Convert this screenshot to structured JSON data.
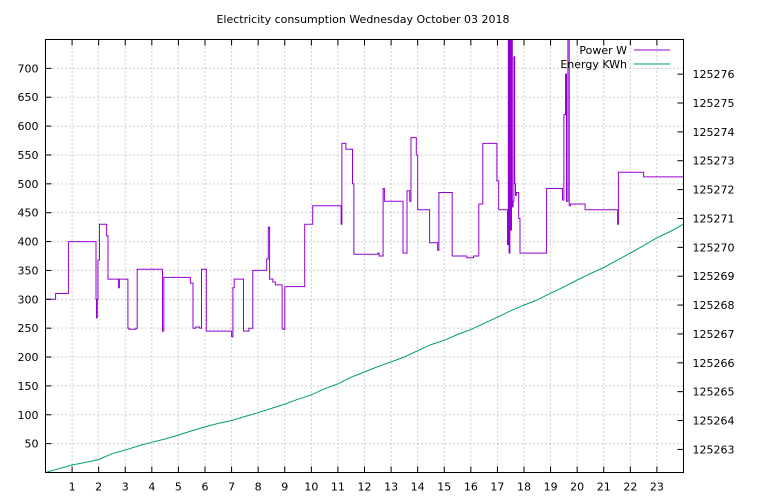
{
  "chart_data": {
    "type": "line",
    "title": "Electricity consumption Wednesday October 03 2018",
    "xlabel": "",
    "ylabel": "",
    "y2label": "",
    "xlim": [
      0,
      24
    ],
    "ylim": [
      0,
      750
    ],
    "y2lim": [
      125262.2,
      125277.2
    ],
    "x_ticks": [
      1,
      2,
      3,
      4,
      5,
      6,
      7,
      8,
      9,
      10,
      11,
      12,
      13,
      14,
      15,
      16,
      17,
      18,
      19,
      20,
      21,
      22,
      23
    ],
    "y_ticks": [
      50,
      100,
      150,
      200,
      250,
      300,
      350,
      400,
      450,
      500,
      550,
      600,
      650,
      700
    ],
    "y2_ticks": [
      125263,
      125264,
      125265,
      125266,
      125267,
      125268,
      125269,
      125270,
      125271,
      125272,
      125273,
      125274,
      125275,
      125276
    ],
    "grid": true,
    "legend": "top-right",
    "series": [
      {
        "name": "Power W",
        "axis": "left",
        "color": "#9400d3",
        "step": true,
        "x": [
          0,
          0.38,
          0.86,
          1.9,
          1.92,
          1.95,
          1.97,
          2.03,
          2.3,
          2.35,
          2.75,
          2.78,
          3.1,
          3.15,
          3.4,
          3.45,
          3.5,
          4.4,
          4.45,
          5.3,
          5.45,
          5.5,
          5.55,
          5.65,
          5.8,
          5.87,
          5.95,
          6.05,
          6.97,
          7.0,
          7.05,
          7.1,
          7.35,
          7.45,
          7.6,
          7.65,
          7.8,
          8.3,
          8.32,
          8.38,
          8.43,
          8.55,
          8.65,
          8.9,
          8.93,
          9.0,
          9.1,
          9.75,
          10.05,
          11.1,
          11.12,
          11.15,
          11.3,
          11.55,
          11.6,
          12.5,
          12.55,
          12.7,
          12.75,
          13.45,
          13.5,
          13.55,
          13.6,
          13.7,
          13.75,
          13.85,
          13.95,
          14.0,
          14.4,
          14.45,
          14.72,
          14.75,
          14.8,
          14.85,
          15.3,
          15.35,
          15.85,
          16.1,
          16.3,
          16.45,
          16.98,
          17.05,
          17.35,
          17.38,
          17.41,
          17.44,
          17.47,
          17.5,
          17.53,
          17.56,
          17.59,
          17.62,
          17.65,
          17.68,
          17.71,
          17.74,
          17.8,
          17.85,
          18.2,
          18.85,
          19.45,
          19.5,
          19.56,
          19.6,
          19.65,
          19.7,
          19.75,
          19.8,
          20.3,
          21.5,
          21.52,
          21.55,
          22.4,
          22.5,
          23.5,
          24
        ],
        "values": [
          300,
          310,
          400,
          300,
          268,
          300,
          368,
          430,
          410,
          335,
          320,
          335,
          250,
          248,
          250,
          352,
          352,
          245,
          338,
          338,
          328,
          328,
          250,
          252,
          250,
          352,
          352,
          245,
          245,
          235,
          320,
          335,
          335,
          245,
          245,
          250,
          350,
          350,
          370,
          425,
          335,
          330,
          325,
          250,
          248,
          322,
          322,
          430,
          462,
          462,
          430,
          570,
          560,
          500,
          378,
          380,
          375,
          492,
          470,
          380,
          380,
          380,
          488,
          470,
          580,
          580,
          550,
          455,
          455,
          398,
          398,
          385,
          485,
          485,
          375,
          375,
          372,
          375,
          465,
          570,
          505,
          455,
          455,
          395,
          750,
          380,
          750,
          420,
          750,
          460,
          470,
          720,
          500,
          480,
          485,
          485,
          440,
          380,
          380,
          492,
          472,
          620,
          690,
          470,
          750,
          462,
          465,
          465,
          455,
          455,
          430,
          520,
          520,
          512,
          512,
          480
        ]
      },
      {
        "name": "Energy KWh",
        "axis": "right",
        "color": "#009e73",
        "step": false,
        "x": [
          0,
          0.5,
          1,
          1.5,
          2,
          2.5,
          3,
          3.5,
          4,
          4.5,
          5,
          5.5,
          6,
          6.5,
          7,
          7.5,
          8,
          8.5,
          9,
          9.5,
          10,
          10.5,
          11,
          11.5,
          12,
          12.5,
          13,
          13.5,
          14,
          14.5,
          15,
          15.5,
          16,
          16.5,
          17,
          17.5,
          18,
          18.5,
          19,
          19.5,
          20,
          20.5,
          21,
          21.5,
          22,
          22.5,
          23,
          23.5,
          24
        ],
        "values": [
          125262.2,
          125262.33,
          125262.46,
          125262.55,
          125262.65,
          125262.85,
          125262.98,
          125263.12,
          125263.25,
          125263.36,
          125263.5,
          125263.64,
          125263.78,
          125263.9,
          125264.0,
          125264.14,
          125264.27,
          125264.42,
          125264.57,
          125264.74,
          125264.89,
          125265.1,
          125265.27,
          125265.5,
          125265.68,
          125265.87,
          125266.03,
          125266.2,
          125266.42,
          125266.63,
          125266.78,
          125266.98,
          125267.15,
          125267.37,
          125267.58,
          125267.8,
          125268.0,
          125268.18,
          125268.41,
          125268.63,
          125268.87,
          125269.09,
          125269.3,
          125269.55,
          125269.8,
          125270.06,
          125270.33,
          125270.55,
          125270.8
        ]
      }
    ]
  }
}
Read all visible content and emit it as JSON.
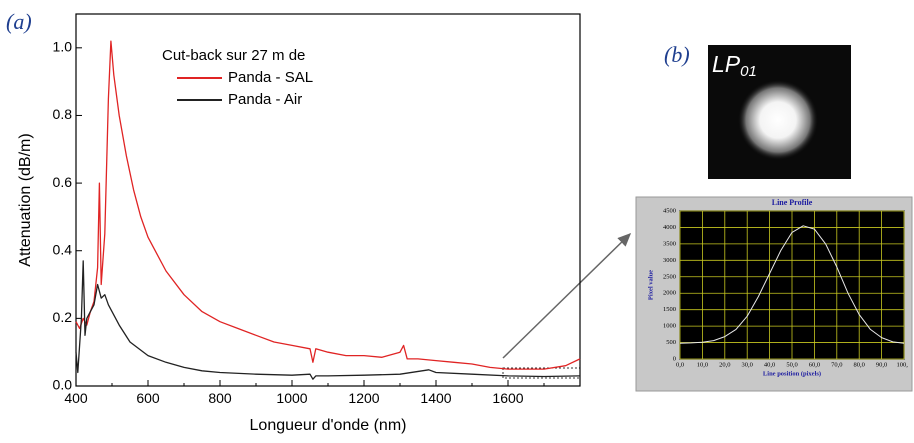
{
  "panel_labels": [
    "(a)",
    "(b)"
  ],
  "mode_image": {
    "label": "LP",
    "subscript": "01"
  },
  "chart_data": [
    {
      "type": "line",
      "legend_title": "Cut-back sur 27 m de",
      "xlabel": "Longueur d'onde (nm)",
      "ylabel": "Attenuation (dB/m)",
      "xlim": [
        400,
        1800
      ],
      "ylim": [
        0,
        1.1
      ],
      "xticks": [
        400,
        600,
        800,
        1000,
        1200,
        1400,
        1600
      ],
      "yticks": [
        {
          "value": 0,
          "label": "0.0"
        },
        0.2,
        0.4,
        0.6,
        0.8,
        {
          "value": 1,
          "label": "1.0"
        }
      ],
      "series": [
        {
          "name": "Panda - SAL",
          "color": "#e02424",
          "x": [
            400,
            410,
            420,
            430,
            440,
            450,
            460,
            465,
            470,
            480,
            490,
            497,
            505,
            520,
            540,
            560,
            580,
            600,
            650,
            700,
            750,
            800,
            850,
            900,
            950,
            1000,
            1050,
            1058,
            1066,
            1100,
            1150,
            1200,
            1250,
            1300,
            1310,
            1320,
            1350,
            1400,
            1450,
            1500,
            1550,
            1600,
            1650,
            1700,
            1760,
            1800
          ],
          "values": [
            0.19,
            0.17,
            0.2,
            0.18,
            0.22,
            0.25,
            0.35,
            0.6,
            0.3,
            0.45,
            0.85,
            1.02,
            0.92,
            0.8,
            0.68,
            0.58,
            0.5,
            0.44,
            0.34,
            0.27,
            0.22,
            0.19,
            0.17,
            0.15,
            0.13,
            0.12,
            0.11,
            0.07,
            0.11,
            0.1,
            0.09,
            0.09,
            0.085,
            0.1,
            0.12,
            0.08,
            0.08,
            0.075,
            0.07,
            0.065,
            0.055,
            0.05,
            0.05,
            0.05,
            0.06,
            0.08
          ]
        },
        {
          "name": "Panda - Air",
          "color": "#222222",
          "x": [
            400,
            405,
            415,
            420,
            425,
            430,
            440,
            450,
            460,
            470,
            480,
            490,
            500,
            520,
            550,
            600,
            650,
            700,
            750,
            800,
            900,
            1000,
            1050,
            1058,
            1066,
            1100,
            1200,
            1300,
            1380,
            1400,
            1500,
            1600,
            1700,
            1800
          ],
          "values": [
            0.1,
            0.04,
            0.2,
            0.37,
            0.15,
            0.2,
            0.22,
            0.24,
            0.3,
            0.26,
            0.27,
            0.24,
            0.22,
            0.18,
            0.13,
            0.09,
            0.07,
            0.055,
            0.045,
            0.04,
            0.035,
            0.032,
            0.035,
            0.02,
            0.03,
            0.03,
            0.032,
            0.035,
            0.048,
            0.04,
            0.035,
            0.03,
            0.028,
            0.03
          ]
        }
      ]
    },
    {
      "type": "line",
      "title": "Line Profile",
      "xlabel": "Line position (pixels)",
      "ylabel": "Pixel value",
      "xlim": [
        0,
        100
      ],
      "ylim": [
        0,
        4500
      ],
      "xticks": [
        {
          "value": 0,
          "label": "0,0"
        },
        {
          "value": 10,
          "label": "10,0"
        },
        {
          "value": 20,
          "label": "20,0"
        },
        {
          "value": 30,
          "label": "30,0"
        },
        {
          "value": 40,
          "label": "40,0"
        },
        {
          "value": 50,
          "label": "50,0"
        },
        {
          "value": 60,
          "label": "60,0"
        },
        {
          "value": 70,
          "label": "70,0"
        },
        {
          "value": 80,
          "label": "80,0"
        },
        {
          "value": 90,
          "label": "90,0"
        },
        {
          "value": 100,
          "label": "100,"
        }
      ],
      "yticks": [
        0,
        250,
        500,
        750,
        1000,
        1250,
        1500,
        1750,
        2000,
        2250,
        2500,
        2750,
        3000,
        3250,
        3500,
        3750,
        4000,
        4250,
        4500
      ],
      "grid": true,
      "series": [
        {
          "color": "#e8e8e8",
          "x": [
            0,
            5,
            10,
            15,
            20,
            25,
            30,
            35,
            40,
            45,
            50,
            55,
            60,
            65,
            70,
            75,
            80,
            85,
            90,
            95,
            100
          ],
          "values": [
            480,
            490,
            510,
            560,
            680,
            900,
            1300,
            1900,
            2600,
            3300,
            3850,
            4050,
            3950,
            3500,
            2800,
            2000,
            1350,
            900,
            650,
            520,
            480
          ]
        }
      ]
    }
  ]
}
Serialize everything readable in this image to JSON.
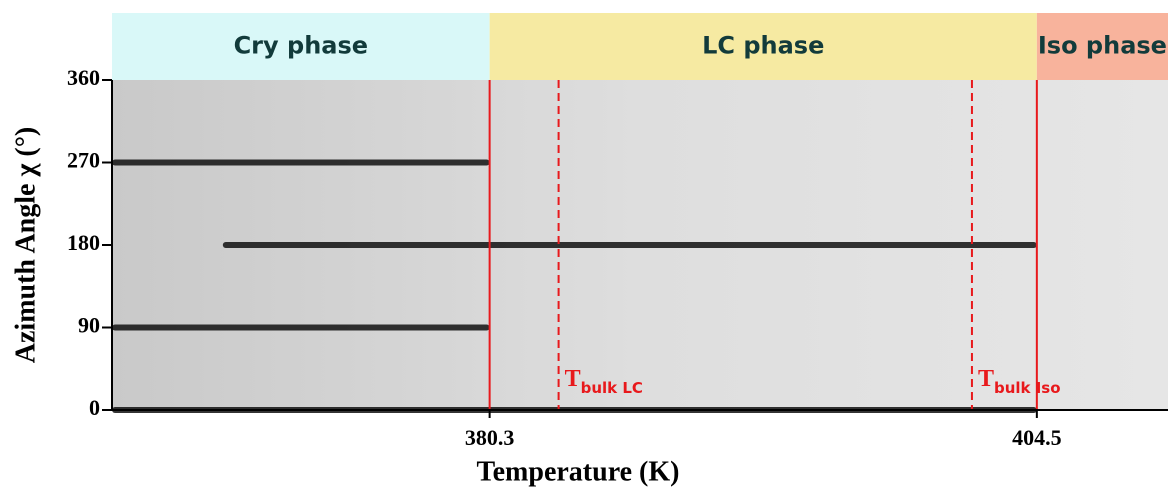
{
  "chart_data": {
    "type": "image",
    "xlabel": "Temperature (K)",
    "ylabel": "Azimuth Angle χ (°)",
    "xlim": [
      363.6,
      410.3
    ],
    "ylim": [
      0,
      360
    ],
    "xticks": [
      380.3,
      404.5
    ],
    "yticks": [
      0,
      90,
      180,
      270,
      360
    ],
    "phases": [
      {
        "name": "Cry phase",
        "from": 363.6,
        "to": 380.3,
        "color": "#d9f8f8"
      },
      {
        "name": "LC phase",
        "from": 380.3,
        "to": 404.5,
        "color": "#f6eaa2"
      },
      {
        "name": "Iso phase",
        "from": 404.5,
        "to": 410.3,
        "color": "#f8b39c"
      }
    ],
    "lines": [
      {
        "value": 380.3,
        "dashed": false,
        "color": "#e8191c"
      },
      {
        "value": 383.35,
        "dashed": true,
        "color": "#e8191c",
        "label": "T",
        "sub": "bulk LC"
      },
      {
        "value": 401.63,
        "dashed": true,
        "color": "#e8191c",
        "label": "T",
        "sub": "bulk Iso"
      },
      {
        "value": 404.5,
        "dashed": false,
        "color": "#e8191c"
      }
    ],
    "bands": [
      {
        "chi": 270,
        "from": 363.6,
        "to": 380.3
      },
      {
        "chi": 180,
        "from": 368.5,
        "to": 404.5
      },
      {
        "chi": 90,
        "from": 363.6,
        "to": 380.3
      },
      {
        "chi": 0,
        "from": 363.6,
        "to": 404.5
      }
    ]
  }
}
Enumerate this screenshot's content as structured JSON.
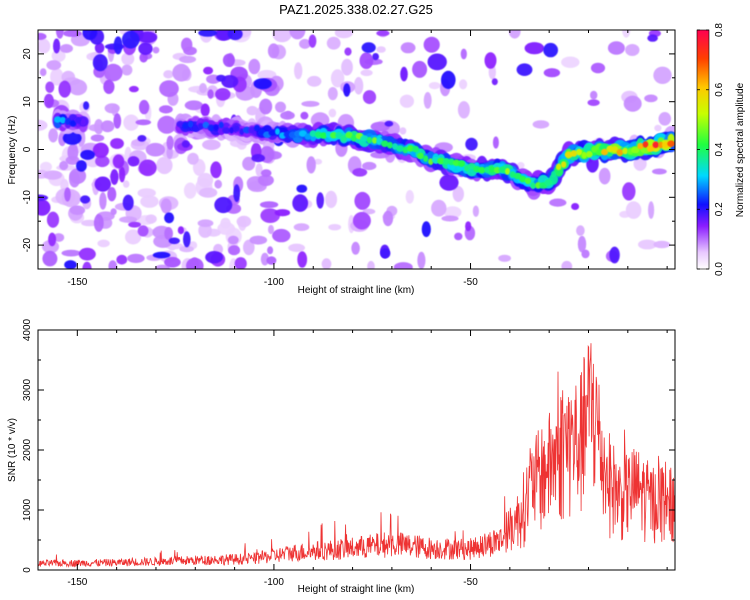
{
  "title": "PAZ1.2025.338.02.27.G25",
  "chart_data": [
    {
      "type": "heatmap",
      "title": "PAZ1.2025.338.02.27.G25",
      "xlabel": "Height of straight line (km)",
      "ylabel": "Frequency (Hz)",
      "xlim": [
        -160,
        2
      ],
      "ylim": [
        -25,
        25
      ],
      "xticks": [
        -150,
        -100,
        -50
      ],
      "yticks": [
        -20,
        -10,
        0,
        10,
        20
      ],
      "colorbar": {
        "label": "Normalized spectral amplitude",
        "range": [
          0,
          0.8
        ],
        "ticks": [
          0.0,
          0.2,
          0.4,
          0.6,
          0.8
        ]
      },
      "ridge": {
        "description_points": [
          {
            "x": -155,
            "f": 6,
            "amp": 0.3
          },
          {
            "x": -140,
            "f": 5,
            "amp": 0.12
          },
          {
            "x": -120,
            "f": 5,
            "amp": 0.25
          },
          {
            "x": -105,
            "f": 4,
            "amp": 0.22
          },
          {
            "x": -95,
            "f": 3,
            "amp": 0.32
          },
          {
            "x": -85,
            "f": 3,
            "amp": 0.42
          },
          {
            "x": -75,
            "f": 2,
            "amp": 0.46
          },
          {
            "x": -70,
            "f": 1,
            "amp": 0.4
          },
          {
            "x": -65,
            "f": 0,
            "amp": 0.4
          },
          {
            "x": -60,
            "f": -2,
            "amp": 0.44
          },
          {
            "x": -55,
            "f": -3,
            "amp": 0.45
          },
          {
            "x": -50,
            "f": -4,
            "amp": 0.42
          },
          {
            "x": -42,
            "f": -4,
            "amp": 0.5
          },
          {
            "x": -36,
            "f": -7,
            "amp": 0.42
          },
          {
            "x": -30,
            "f": -7,
            "amp": 0.45
          },
          {
            "x": -25,
            "f": -1,
            "amp": 0.55
          },
          {
            "x": -15,
            "f": 0,
            "amp": 0.58
          },
          {
            "x": -8,
            "f": 0,
            "amp": 0.62
          },
          {
            "x": -3,
            "f": 1,
            "amp": 0.78
          },
          {
            "x": 2,
            "f": 2,
            "amp": 0.6
          }
        ]
      }
    },
    {
      "type": "line",
      "xlabel": "Height of straight line (km)",
      "ylabel": "SNR (10 * v/v)",
      "xlim": [
        -160,
        2
      ],
      "ylim": [
        0,
        4000
      ],
      "xticks": [
        -150,
        -100,
        -50
      ],
      "yticks": [
        0,
        1000,
        2000,
        3000,
        4000
      ],
      "color": "#ee3333",
      "envelope": [
        {
          "x": -160,
          "snr": 150
        },
        {
          "x": -140,
          "snr": 170
        },
        {
          "x": -120,
          "snr": 220
        },
        {
          "x": -105,
          "snr": 260
        },
        {
          "x": -95,
          "snr": 400
        },
        {
          "x": -80,
          "snr": 500
        },
        {
          "x": -70,
          "snr": 600
        },
        {
          "x": -60,
          "snr": 500
        },
        {
          "x": -50,
          "snr": 480
        },
        {
          "x": -42,
          "snr": 700
        },
        {
          "x": -38,
          "snr": 1200
        },
        {
          "x": -34,
          "snr": 2000
        },
        {
          "x": -30,
          "snr": 2400
        },
        {
          "x": -26,
          "snr": 2900
        },
        {
          "x": -22,
          "snr": 3000
        },
        {
          "x": -19,
          "snr": 3900
        },
        {
          "x": -16,
          "snr": 2300
        },
        {
          "x": -12,
          "snr": 1700
        },
        {
          "x": -8,
          "snr": 1900
        },
        {
          "x": -4,
          "snr": 1600
        },
        {
          "x": 0,
          "snr": 1700
        },
        {
          "x": 2,
          "snr": 1400
        }
      ]
    }
  ]
}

· · · ·

* WHAT IS ASKED
Find each line holding the string "JSON" and copy it out.

* FINISHED EXERCISE
Convert this screenshot to structured JSON data.
Read all visible content and emit it as JSON.
Serialize everything readable in this image to JSON.
Enumerate this screenshot's content as structured JSON.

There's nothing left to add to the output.